From the listing below, copy every line with the word "into".

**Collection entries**
---*---

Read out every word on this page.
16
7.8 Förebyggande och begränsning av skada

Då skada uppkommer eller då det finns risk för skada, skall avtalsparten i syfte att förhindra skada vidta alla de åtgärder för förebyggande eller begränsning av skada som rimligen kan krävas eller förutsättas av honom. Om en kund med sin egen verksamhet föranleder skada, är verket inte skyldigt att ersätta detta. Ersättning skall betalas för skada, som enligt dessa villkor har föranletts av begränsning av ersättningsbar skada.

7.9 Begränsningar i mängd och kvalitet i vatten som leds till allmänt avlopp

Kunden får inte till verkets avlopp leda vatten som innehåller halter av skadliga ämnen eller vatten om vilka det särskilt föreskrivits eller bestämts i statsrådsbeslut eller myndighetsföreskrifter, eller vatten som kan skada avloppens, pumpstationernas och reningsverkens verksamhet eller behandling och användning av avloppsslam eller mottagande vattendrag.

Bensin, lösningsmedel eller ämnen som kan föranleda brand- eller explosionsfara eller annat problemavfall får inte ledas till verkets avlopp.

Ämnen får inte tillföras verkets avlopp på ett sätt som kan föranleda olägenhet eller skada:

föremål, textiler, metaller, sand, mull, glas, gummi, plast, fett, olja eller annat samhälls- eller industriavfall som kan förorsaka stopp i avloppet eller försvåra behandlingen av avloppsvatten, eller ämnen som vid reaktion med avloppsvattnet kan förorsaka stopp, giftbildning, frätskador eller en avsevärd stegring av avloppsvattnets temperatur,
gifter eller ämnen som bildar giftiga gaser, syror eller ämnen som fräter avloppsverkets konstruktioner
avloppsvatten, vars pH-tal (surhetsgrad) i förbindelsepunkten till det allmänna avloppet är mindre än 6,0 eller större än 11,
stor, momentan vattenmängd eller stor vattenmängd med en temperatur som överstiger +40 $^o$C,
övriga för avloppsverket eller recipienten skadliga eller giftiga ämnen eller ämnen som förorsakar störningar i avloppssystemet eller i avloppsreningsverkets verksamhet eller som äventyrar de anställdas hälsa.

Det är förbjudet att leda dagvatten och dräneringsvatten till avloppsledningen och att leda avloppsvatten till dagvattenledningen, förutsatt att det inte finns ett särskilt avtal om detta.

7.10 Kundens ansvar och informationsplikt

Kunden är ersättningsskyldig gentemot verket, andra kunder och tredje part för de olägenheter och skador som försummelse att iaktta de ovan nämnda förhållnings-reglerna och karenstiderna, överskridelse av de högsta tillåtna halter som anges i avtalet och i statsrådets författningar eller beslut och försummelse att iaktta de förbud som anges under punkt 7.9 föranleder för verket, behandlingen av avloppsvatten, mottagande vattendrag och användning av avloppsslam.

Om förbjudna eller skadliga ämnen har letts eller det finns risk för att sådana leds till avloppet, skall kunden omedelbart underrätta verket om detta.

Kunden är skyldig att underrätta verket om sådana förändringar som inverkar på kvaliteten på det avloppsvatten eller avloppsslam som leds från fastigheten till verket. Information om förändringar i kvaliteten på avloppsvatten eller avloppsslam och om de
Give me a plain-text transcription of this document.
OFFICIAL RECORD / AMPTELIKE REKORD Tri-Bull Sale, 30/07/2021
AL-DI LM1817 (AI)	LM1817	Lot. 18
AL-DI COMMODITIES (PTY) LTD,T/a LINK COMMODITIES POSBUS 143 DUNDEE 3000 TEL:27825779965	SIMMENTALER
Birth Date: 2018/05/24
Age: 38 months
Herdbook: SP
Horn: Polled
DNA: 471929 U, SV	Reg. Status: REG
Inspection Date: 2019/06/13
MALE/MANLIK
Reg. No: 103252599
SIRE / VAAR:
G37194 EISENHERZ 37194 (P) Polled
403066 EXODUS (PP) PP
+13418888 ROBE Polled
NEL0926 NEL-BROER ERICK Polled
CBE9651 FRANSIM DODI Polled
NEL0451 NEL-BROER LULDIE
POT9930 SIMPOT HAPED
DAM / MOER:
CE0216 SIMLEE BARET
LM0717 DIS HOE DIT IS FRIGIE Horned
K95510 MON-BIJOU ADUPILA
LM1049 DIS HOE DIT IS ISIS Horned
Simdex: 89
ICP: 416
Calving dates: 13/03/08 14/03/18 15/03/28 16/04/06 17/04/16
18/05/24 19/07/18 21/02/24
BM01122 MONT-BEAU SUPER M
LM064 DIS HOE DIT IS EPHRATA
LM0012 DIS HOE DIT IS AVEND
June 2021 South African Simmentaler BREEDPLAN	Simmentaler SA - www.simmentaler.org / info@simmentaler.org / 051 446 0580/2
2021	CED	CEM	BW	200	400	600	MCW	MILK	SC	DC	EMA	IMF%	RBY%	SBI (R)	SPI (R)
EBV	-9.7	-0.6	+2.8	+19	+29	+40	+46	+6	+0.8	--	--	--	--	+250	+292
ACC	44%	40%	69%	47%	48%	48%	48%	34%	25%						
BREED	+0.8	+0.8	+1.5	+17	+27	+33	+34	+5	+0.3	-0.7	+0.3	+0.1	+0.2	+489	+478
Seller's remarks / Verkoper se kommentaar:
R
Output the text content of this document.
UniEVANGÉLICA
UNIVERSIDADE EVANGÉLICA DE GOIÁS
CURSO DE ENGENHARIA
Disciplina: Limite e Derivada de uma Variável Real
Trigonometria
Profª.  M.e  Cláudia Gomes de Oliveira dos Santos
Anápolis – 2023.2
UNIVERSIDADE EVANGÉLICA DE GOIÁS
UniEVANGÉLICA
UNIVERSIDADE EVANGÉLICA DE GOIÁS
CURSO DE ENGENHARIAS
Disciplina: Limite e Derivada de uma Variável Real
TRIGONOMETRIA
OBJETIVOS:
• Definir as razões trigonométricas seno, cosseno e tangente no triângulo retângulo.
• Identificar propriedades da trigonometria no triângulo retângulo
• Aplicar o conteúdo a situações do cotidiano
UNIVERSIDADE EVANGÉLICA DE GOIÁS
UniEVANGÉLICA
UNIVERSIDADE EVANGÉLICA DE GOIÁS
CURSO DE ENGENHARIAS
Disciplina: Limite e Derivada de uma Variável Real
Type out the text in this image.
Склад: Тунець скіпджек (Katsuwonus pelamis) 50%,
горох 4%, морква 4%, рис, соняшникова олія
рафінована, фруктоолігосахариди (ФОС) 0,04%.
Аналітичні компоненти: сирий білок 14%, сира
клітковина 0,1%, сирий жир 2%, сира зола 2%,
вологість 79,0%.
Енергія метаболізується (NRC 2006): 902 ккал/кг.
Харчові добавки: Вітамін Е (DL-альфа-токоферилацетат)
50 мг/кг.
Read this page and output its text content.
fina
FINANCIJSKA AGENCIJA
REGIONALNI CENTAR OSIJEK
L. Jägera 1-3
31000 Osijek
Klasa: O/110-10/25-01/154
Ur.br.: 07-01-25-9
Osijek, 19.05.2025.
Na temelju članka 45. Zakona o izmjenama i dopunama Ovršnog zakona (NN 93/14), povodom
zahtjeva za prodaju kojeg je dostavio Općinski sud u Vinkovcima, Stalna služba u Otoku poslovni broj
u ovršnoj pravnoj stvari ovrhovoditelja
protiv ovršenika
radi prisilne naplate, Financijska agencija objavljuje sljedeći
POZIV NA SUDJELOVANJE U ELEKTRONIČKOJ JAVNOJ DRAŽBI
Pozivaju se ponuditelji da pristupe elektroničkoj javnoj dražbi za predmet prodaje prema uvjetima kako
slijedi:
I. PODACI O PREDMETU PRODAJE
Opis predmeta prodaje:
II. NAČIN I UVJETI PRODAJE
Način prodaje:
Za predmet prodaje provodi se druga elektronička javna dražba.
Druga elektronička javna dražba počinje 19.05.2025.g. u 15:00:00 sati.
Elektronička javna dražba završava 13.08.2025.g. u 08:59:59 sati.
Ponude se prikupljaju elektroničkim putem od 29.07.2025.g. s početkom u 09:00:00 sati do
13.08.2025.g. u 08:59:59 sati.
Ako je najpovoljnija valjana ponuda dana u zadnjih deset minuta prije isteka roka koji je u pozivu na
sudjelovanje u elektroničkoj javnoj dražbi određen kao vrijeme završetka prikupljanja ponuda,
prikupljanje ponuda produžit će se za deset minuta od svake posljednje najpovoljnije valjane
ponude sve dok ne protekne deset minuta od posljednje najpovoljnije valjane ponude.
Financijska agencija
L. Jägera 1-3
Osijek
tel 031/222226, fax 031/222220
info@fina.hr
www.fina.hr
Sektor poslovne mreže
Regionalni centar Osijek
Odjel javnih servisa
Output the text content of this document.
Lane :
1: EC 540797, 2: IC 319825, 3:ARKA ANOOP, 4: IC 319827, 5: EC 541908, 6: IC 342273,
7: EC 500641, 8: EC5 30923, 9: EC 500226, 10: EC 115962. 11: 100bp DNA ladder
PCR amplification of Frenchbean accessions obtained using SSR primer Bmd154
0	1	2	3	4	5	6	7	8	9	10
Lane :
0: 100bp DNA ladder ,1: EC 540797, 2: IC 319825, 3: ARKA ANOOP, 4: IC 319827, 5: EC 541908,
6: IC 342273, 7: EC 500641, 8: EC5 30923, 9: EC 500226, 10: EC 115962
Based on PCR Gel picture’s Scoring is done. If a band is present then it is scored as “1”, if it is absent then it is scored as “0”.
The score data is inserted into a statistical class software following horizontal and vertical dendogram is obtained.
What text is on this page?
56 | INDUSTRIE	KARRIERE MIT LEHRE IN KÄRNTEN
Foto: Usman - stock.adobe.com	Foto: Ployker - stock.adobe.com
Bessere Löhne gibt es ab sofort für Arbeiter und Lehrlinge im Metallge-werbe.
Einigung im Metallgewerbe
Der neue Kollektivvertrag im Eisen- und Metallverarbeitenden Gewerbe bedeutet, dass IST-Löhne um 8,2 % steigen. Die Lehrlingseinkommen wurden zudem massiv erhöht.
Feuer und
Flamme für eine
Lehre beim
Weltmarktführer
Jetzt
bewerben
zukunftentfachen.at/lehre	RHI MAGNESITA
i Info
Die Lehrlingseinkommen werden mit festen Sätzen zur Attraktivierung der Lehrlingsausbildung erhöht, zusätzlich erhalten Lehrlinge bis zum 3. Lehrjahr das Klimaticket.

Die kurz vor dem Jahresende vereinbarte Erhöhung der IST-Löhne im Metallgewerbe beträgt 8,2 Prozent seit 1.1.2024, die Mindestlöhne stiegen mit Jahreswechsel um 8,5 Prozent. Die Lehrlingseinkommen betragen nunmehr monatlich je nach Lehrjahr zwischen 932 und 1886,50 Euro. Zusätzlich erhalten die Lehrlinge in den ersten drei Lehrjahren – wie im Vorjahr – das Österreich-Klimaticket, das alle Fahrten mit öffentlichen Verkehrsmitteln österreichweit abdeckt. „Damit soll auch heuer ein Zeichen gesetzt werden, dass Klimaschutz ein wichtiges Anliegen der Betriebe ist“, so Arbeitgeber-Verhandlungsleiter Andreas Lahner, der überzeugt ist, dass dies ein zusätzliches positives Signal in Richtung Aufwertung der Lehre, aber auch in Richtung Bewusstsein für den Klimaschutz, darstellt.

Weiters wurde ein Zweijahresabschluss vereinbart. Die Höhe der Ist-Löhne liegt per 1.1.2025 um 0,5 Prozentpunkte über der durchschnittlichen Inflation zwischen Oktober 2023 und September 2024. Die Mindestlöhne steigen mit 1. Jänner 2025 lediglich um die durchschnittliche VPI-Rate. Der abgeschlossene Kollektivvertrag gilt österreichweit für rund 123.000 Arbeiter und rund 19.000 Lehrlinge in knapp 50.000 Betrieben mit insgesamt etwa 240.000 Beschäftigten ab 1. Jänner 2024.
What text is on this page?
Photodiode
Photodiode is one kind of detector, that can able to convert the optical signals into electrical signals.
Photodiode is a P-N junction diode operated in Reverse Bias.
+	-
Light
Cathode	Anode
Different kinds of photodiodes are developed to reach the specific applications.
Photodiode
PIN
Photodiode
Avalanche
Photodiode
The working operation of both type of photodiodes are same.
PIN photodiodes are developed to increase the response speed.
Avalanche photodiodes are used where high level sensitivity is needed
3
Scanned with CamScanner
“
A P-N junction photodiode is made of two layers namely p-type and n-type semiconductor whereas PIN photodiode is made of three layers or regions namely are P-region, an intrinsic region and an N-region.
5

---*---

**Problem solution**
The score data is inserted into a statistical class software following horizontal and vertical dendogram is obtained.
Photodiode is one kind of detector, that can able to convert the optical signals into electrical signals.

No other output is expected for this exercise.